**Exercise**.
Quote the data below in full, minus the images.

**Data provided**.
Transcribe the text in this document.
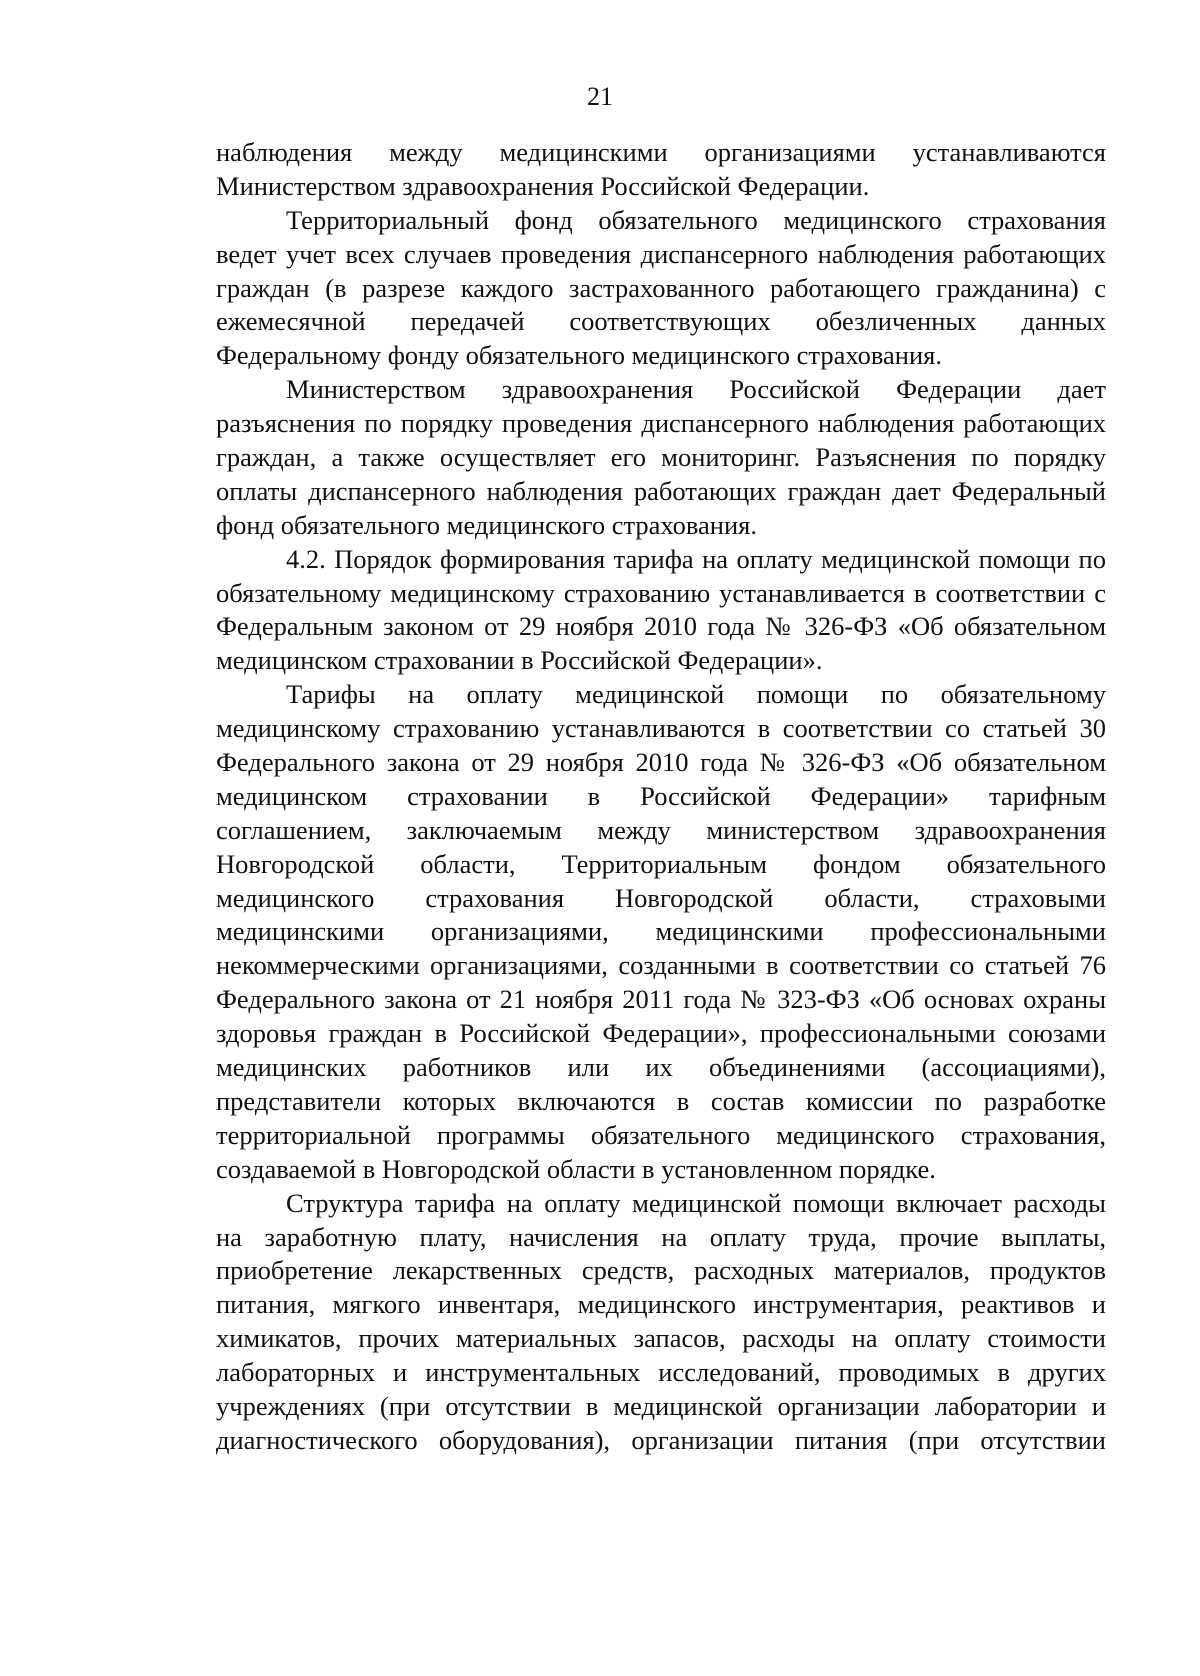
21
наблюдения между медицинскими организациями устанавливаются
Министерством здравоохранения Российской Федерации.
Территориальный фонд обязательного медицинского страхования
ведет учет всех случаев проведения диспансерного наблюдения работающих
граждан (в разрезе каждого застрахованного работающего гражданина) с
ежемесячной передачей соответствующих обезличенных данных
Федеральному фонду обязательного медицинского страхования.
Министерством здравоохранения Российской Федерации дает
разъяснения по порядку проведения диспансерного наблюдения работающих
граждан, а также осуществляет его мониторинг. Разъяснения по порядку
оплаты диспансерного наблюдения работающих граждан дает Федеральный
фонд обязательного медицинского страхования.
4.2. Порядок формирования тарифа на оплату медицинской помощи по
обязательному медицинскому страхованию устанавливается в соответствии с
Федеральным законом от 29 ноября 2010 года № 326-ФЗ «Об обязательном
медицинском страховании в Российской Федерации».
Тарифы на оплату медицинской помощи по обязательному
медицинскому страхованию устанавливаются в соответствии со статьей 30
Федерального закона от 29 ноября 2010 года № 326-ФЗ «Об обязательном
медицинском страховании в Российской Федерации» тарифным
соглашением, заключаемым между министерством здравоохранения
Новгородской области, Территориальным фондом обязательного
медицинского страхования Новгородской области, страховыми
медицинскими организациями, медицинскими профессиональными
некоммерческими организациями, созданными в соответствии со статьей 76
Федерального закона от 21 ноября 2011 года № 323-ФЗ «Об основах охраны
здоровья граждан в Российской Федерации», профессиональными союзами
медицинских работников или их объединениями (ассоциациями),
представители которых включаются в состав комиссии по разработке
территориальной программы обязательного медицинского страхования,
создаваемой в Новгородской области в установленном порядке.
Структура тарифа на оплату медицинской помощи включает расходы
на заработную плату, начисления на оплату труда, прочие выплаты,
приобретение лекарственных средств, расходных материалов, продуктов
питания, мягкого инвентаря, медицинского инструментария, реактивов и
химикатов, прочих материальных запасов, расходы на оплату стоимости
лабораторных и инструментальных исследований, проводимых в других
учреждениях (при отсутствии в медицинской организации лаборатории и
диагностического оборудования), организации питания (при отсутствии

**The output**.
Transcribe the text in this document.
21
наблюдения между медицинскими организациями устанавливаются
Министерством здравоохранения Российской Федерации.
Территориальный фонд обязательного медицинского страхования
ведет учет всех случаев проведения диспансерного наблюдения работающих
граждан (в разрезе каждого застрахованного работающего гражданина) с
ежемесячной передачей соответствующих обезличенных данных
Федеральному фонду обязательного медицинского страхования.
Министерством здравоохранения Российской Федерации дает
разъяснения по порядку проведения диспансерного наблюдения работающих
граждан, а также осуществляет его мониторинг. Разъяснения по порядку
оплаты диспансерного наблюдения работающих граждан дает Федеральный
фонд обязательного медицинского страхования.
4.2. Порядок формирования тарифа на оплату медицинской помощи по
обязательному медицинскому страхованию устанавливается в соответствии с
Федеральным законом от 29 ноября 2010 года № 326-ФЗ «Об обязательном
медицинском страховании в Российской Федерации».
Тарифы на оплату медицинской помощи по обязательному
медицинскому страхованию устанавливаются в соответствии со статьей 30
Федерального закона от 29 ноября 2010 года № 326-ФЗ «Об обязательном
медицинском страховании в Российской Федерации» тарифным
соглашением, заключаемым между министерством здравоохранения
Новгородской области, Территориальным фондом обязательного
медицинского страхования Новгородской области, страховыми
медицинскими организациями, медицинскими профессиональными
некоммерческими организациями, созданными в соответствии со статьей 76
Федерального закона от 21 ноября 2011 года № 323-ФЗ «Об основах охраны
здоровья граждан в Российской Федерации», профессиональными союзами
медицинских работников или их объединениями (ассоциациями),
представители которых включаются в состав комиссии по разработке
территориальной программы обязательного медицинского страхования,
создаваемой в Новгородской области в установленном порядке.
Структура тарифа на оплату медицинской помощи включает расходы
на заработную плату, начисления на оплату труда, прочие выплаты,
приобретение лекарственных средств, расходных материалов, продуктов
питания, мягкого инвентаря, медицинского инструментария, реактивов и
химикатов, прочих материальных запасов, расходы на оплату стоимости
лабораторных и инструментальных исследований, проводимых в других
учреждениях (при отсутствии в медицинской организации лаборатории и
диагностического оборудования), организации питания (при отсутствии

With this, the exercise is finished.